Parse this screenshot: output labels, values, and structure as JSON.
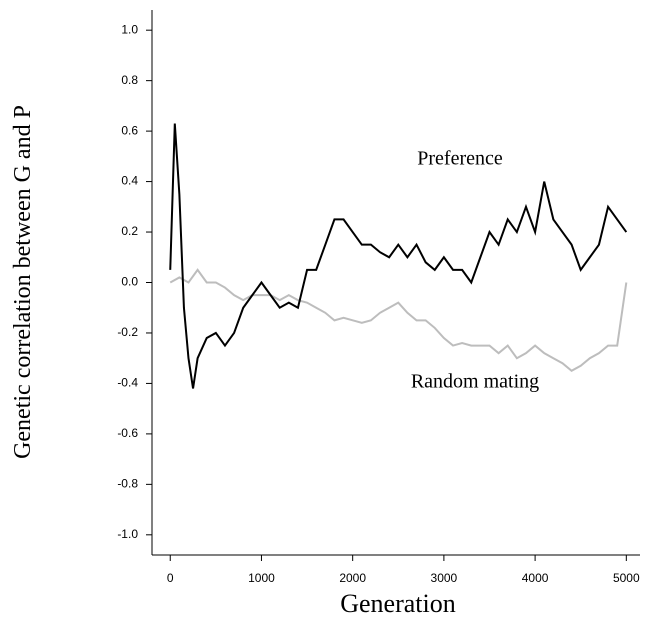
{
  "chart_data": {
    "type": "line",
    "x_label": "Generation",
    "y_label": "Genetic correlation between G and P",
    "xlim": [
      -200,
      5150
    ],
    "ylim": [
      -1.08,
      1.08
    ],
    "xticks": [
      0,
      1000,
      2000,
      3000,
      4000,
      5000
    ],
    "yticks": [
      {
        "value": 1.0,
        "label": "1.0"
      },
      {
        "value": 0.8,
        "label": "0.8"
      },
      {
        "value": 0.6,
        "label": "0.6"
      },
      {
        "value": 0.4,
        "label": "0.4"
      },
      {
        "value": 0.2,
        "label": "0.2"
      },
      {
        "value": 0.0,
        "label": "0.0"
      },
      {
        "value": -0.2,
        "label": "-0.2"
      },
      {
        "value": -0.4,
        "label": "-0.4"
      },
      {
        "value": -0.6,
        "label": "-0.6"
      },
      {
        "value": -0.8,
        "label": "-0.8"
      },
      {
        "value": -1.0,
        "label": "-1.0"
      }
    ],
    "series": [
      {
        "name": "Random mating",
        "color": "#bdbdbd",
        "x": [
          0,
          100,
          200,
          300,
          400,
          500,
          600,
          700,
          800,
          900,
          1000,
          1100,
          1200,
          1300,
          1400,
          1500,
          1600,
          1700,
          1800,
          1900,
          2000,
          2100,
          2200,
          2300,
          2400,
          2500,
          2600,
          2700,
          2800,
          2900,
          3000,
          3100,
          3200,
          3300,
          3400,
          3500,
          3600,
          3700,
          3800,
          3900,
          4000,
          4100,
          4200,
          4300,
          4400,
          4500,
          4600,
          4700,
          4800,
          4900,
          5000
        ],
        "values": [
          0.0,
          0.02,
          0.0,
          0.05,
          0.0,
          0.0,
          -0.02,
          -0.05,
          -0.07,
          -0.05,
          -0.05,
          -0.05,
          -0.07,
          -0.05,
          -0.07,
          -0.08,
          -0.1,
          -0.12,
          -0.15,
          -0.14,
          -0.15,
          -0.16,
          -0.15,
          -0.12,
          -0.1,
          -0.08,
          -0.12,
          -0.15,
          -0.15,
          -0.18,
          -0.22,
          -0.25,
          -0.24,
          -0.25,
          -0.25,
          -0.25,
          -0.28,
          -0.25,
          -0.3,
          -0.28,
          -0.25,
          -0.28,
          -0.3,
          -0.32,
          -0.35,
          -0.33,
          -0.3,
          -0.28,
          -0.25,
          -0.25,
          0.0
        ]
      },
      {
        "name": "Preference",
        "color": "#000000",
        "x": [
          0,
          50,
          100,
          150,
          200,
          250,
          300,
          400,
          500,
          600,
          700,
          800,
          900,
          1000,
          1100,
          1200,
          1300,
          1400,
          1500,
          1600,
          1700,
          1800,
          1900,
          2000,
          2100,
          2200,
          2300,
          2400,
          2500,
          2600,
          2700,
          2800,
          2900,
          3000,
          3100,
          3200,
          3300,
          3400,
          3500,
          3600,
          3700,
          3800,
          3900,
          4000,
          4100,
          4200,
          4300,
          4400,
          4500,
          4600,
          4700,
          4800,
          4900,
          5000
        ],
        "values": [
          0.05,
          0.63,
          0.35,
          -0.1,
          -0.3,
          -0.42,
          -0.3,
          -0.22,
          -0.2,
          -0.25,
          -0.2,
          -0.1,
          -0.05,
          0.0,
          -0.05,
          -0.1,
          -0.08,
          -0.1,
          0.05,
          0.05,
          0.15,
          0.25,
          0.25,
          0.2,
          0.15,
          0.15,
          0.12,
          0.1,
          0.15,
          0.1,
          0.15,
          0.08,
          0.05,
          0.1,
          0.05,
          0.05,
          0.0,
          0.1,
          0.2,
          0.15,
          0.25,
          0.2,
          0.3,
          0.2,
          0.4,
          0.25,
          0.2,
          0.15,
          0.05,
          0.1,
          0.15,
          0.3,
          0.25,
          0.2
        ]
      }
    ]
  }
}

__________________________________________________

Return every line of the preceding records in which the word "name" appears.

● Answer
        "name": "Random mating",
        "name": "Preference",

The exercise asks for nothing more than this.